** begin Supplied data **

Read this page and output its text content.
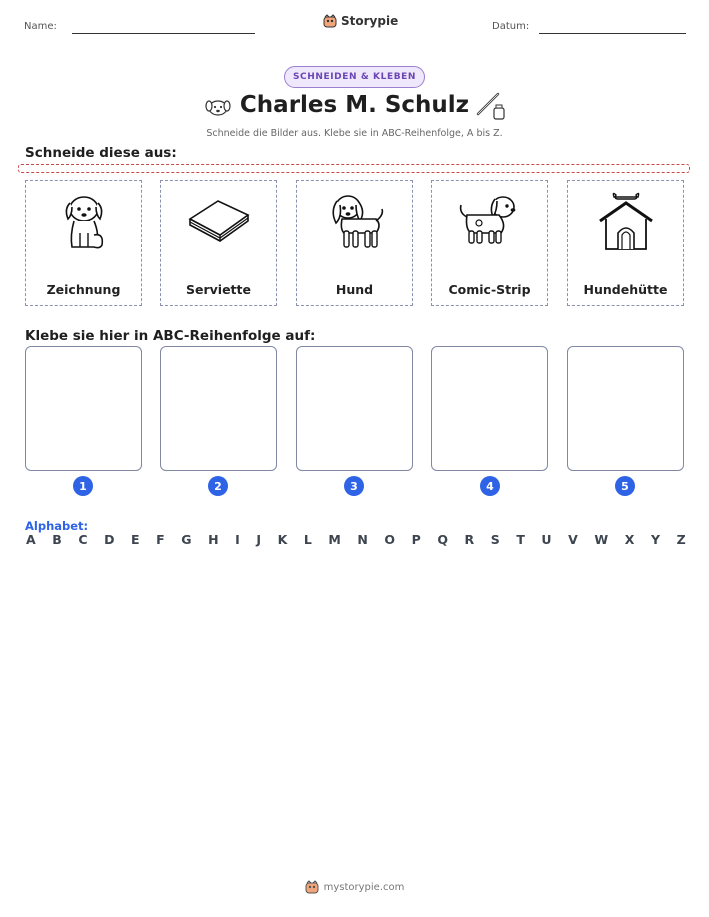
Name:	Storypie	Datum:
SCHNEIDEN & KLEBEN
Charles M. Schulz
Schneide die Bilder aus. Klebe sie in ABC-Reihenfolge, A bis Z.
Schneide diese aus:
Zeichnung	Serviette	Hund	Comic-Strip	Hundehütte
Klebe sie hier in ABC-Reihenfolge auf:
1	2	3	4	5
Alphabet:
A B C D E F G H I J K L M N O P Q R S T U V W X Y Z
mystorypie.com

** end Supplied data **

_Work instructions_
Filter the listing for the word "Reihenfolge" and copy every line that holds it.

_Expected output_
Schneide die Bilder aus. Klebe sie in ABC-Reihenfolge, A bis Z.
Klebe sie hier in ABC-Reihenfolge auf:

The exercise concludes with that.